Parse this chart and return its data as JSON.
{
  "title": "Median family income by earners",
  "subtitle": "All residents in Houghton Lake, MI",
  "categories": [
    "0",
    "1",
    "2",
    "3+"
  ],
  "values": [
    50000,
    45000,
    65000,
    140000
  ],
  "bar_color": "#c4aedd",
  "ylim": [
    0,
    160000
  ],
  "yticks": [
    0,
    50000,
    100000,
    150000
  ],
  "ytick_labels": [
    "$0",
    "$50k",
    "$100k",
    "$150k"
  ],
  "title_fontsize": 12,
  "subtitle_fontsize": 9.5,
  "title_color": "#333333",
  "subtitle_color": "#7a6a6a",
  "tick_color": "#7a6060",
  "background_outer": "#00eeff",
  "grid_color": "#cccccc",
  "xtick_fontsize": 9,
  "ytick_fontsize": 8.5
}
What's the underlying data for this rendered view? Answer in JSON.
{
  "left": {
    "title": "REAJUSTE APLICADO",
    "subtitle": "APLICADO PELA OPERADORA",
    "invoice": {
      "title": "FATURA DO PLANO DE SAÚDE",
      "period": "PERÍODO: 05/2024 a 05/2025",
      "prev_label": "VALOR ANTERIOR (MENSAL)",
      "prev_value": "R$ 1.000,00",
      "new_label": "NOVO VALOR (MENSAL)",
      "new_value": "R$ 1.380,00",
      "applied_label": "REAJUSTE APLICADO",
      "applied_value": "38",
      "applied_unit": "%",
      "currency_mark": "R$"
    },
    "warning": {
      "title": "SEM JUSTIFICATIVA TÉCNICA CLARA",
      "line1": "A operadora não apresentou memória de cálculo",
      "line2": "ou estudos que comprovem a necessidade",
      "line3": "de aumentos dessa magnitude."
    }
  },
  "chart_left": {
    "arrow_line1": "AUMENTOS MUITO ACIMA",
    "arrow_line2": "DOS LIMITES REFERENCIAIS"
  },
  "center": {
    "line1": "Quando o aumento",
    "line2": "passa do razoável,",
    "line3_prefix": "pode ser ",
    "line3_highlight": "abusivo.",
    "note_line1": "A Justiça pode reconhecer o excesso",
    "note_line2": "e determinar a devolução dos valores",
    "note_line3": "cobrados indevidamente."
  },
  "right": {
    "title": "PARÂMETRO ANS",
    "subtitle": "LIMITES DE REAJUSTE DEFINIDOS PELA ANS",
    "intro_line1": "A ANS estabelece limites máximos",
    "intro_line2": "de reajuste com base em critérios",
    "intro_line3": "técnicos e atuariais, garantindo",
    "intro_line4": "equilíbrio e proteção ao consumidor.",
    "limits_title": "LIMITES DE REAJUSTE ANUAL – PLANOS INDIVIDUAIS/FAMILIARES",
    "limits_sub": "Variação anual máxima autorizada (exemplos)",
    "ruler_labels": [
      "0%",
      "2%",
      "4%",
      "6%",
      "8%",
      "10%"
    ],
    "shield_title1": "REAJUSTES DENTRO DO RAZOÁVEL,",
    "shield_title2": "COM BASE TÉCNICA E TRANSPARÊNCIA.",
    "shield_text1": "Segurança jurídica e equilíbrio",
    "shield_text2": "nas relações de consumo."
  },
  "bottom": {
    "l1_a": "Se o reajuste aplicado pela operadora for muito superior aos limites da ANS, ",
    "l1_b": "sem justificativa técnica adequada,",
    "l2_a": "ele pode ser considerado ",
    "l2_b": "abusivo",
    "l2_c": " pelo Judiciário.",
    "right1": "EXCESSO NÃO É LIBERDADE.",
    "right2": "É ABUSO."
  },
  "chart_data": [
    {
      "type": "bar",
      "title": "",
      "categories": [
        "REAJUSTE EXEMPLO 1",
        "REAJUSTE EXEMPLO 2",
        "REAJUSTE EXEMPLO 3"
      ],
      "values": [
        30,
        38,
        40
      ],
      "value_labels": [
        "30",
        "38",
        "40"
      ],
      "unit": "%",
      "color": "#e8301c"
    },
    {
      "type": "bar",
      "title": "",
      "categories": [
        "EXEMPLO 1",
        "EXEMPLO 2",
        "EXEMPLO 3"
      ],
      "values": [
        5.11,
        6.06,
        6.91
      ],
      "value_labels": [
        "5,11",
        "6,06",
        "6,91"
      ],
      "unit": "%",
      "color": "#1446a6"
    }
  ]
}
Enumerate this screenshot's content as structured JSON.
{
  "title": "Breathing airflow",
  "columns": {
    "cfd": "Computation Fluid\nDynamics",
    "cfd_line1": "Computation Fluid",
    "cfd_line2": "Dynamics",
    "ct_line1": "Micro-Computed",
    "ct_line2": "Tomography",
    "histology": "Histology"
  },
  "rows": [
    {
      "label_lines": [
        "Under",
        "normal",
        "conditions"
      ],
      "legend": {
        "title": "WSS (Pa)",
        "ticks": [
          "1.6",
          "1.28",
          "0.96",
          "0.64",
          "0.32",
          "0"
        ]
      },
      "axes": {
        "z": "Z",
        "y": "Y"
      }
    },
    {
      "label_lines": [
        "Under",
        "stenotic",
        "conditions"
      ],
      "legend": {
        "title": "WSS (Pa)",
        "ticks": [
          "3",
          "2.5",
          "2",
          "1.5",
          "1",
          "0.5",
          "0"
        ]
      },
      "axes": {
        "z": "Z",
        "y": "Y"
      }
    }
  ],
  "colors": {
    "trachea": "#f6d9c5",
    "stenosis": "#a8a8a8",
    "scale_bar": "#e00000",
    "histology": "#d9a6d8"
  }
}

_REQUIREMENTS:_
Provide all the records again, word for word.

_EXERCISE OUTPUT:_
Parse this chart and return its data as JSON.
{
  "title": "Median family income by earners",
  "subtitle": "All residents in Houghton Lake, MI",
  "categories": [
    "0",
    "1",
    "2",
    "3+"
  ],
  "values": [
    50000,
    45000,
    65000,
    140000
  ],
  "bar_color": "#c4aedd",
  "ylim": [
    0,
    160000
  ],
  "yticks": [
    0,
    50000,
    100000,
    150000
  ],
  "ytick_labels": [
    "$0",
    "$50k",
    "$100k",
    "$150k"
  ],
  "title_fontsize": 12,
  "subtitle_fontsize": 9.5,
  "title_color": "#333333",
  "subtitle_color": "#7a6a6a",
  "tick_color": "#7a6060",
  "background_outer": "#00eeff",
  "grid_color": "#cccccc",
  "xtick_fontsize": 9,
  "ytick_fontsize": 8.5
}
What's the underlying data for this rendered view? Answer in JSON.
{
  "left": {
    "title": "REAJUSTE APLICADO",
    "subtitle": "APLICADO PELA OPERADORA",
    "invoice": {
      "title": "FATURA DO PLANO DE SAÚDE",
      "period": "PERÍODO: 05/2024 a 05/2025",
      "prev_label": "VALOR ANTERIOR (MENSAL)",
      "prev_value": "R$ 1.000,00",
      "new_label": "NOVO VALOR (MENSAL)",
      "new_value": "R$ 1.380,00",
      "applied_label": "REAJUSTE APLICADO",
      "applied_value": "38",
      "applied_unit": "%",
      "currency_mark": "R$"
    },
    "warning": {
      "title": "SEM JUSTIFICATIVA TÉCNICA CLARA",
      "line1": "A operadora não apresentou memória de cálculo",
      "line2": "ou estudos que comprovem a necessidade",
      "line3": "de aumentos dessa magnitude."
    }
  },
  "chart_left": {
    "arrow_line1": "AUMENTOS MUITO ACIMA",
    "arrow_line2": "DOS LIMITES REFERENCIAIS"
  },
  "center": {
    "line1": "Quando o aumento",
    "line2": "passa do razoável,",
    "line3_prefix": "pode ser ",
    "line3_highlight": "abusivo.",
    "note_line1": "A Justiça pode reconhecer o excesso",
    "note_line2": "e determinar a devolução dos valores",
    "note_line3": "cobrados indevidamente."
  },
  "right": {
    "title": "PARÂMETRO ANS",
    "subtitle": "LIMITES DE REAJUSTE DEFINIDOS PELA ANS",
    "intro_line1": "A ANS estabelece limites máximos",
    "intro_line2": "de reajuste com base em critérios",
    "intro_line3": "técnicos e atuariais, garantindo",
    "intro_line4": "equilíbrio e proteção ao consumidor.",
    "limits_title": "LIMITES DE REAJUSTE ANUAL – PLANOS INDIVIDUAIS/FAMILIARES",
    "limits_sub": "Variação anual máxima autorizada (exemplos)",
    "ruler_labels": [
      "0%",
      "2%",
      "4%",
      "6%",
      "8%",
      "10%"
    ],
    "shield_title1": "REAJUSTES DENTRO DO RAZOÁVEL,",
    "shield_title2": "COM BASE TÉCNICA E TRANSPARÊNCIA.",
    "shield_text1": "Segurança jurídica e equilíbrio",
    "shield_text2": "nas relações de consumo."
  },
  "bottom": {
    "l1_a": "Se o reajuste aplicado pela operadora for muito superior aos limites da ANS, ",
    "l1_b": "sem justificativa técnica adequada,",
    "l2_a": "ele pode ser considerado ",
    "l2_b": "abusivo",
    "l2_c": " pelo Judiciário.",
    "right1": "EXCESSO NÃO É LIBERDADE.",
    "right2": "É ABUSO."
  },
  "chart_data": [
    {
      "type": "bar",
      "title": "",
      "categories": [
        "REAJUSTE EXEMPLO 1",
        "REAJUSTE EXEMPLO 2",
        "REAJUSTE EXEMPLO 3"
      ],
      "values": [
        30,
        38,
        40
      ],
      "value_labels": [
        "30",
        "38",
        "40"
      ],
      "unit": "%",
      "color": "#e8301c"
    },
    {
      "type": "bar",
      "title": "",
      "categories": [
        "EXEMPLO 1",
        "EXEMPLO 2",
        "EXEMPLO 3"
      ],
      "values": [
        5.11,
        6.06,
        6.91
      ],
      "value_labels": [
        "5,11",
        "6,06",
        "6,91"
      ],
      "unit": "%",
      "color": "#1446a6"
    }
  ]
}
Enumerate this screenshot's content as structured JSON.
{
  "title": "Breathing airflow",
  "columns": {
    "cfd": "Computation Fluid\nDynamics",
    "cfd_line1": "Computation Fluid",
    "cfd_line2": "Dynamics",
    "ct_line1": "Micro-Computed",
    "ct_line2": "Tomography",
    "histology": "Histology"
  },
  "rows": [
    {
      "label_lines": [
        "Under",
        "normal",
        "conditions"
      ],
      "legend": {
        "title": "WSS (Pa)",
        "ticks": [
          "1.6",
          "1.28",
          "0.96",
          "0.64",
          "0.32",
          "0"
        ]
      },
      "axes": {
        "z": "Z",
        "y": "Y"
      }
    },
    {
      "label_lines": [
        "Under",
        "stenotic",
        "conditions"
      ],
      "legend": {
        "title": "WSS (Pa)",
        "ticks": [
          "3",
          "2.5",
          "2",
          "1.5",
          "1",
          "0.5",
          "0"
        ]
      },
      "axes": {
        "z": "Z",
        "y": "Y"
      }
    }
  ],
  "colors": {
    "trachea": "#f6d9c5",
    "stenosis": "#a8a8a8",
    "scale_bar": "#e00000",
    "histology": "#d9a6d8"
  }
}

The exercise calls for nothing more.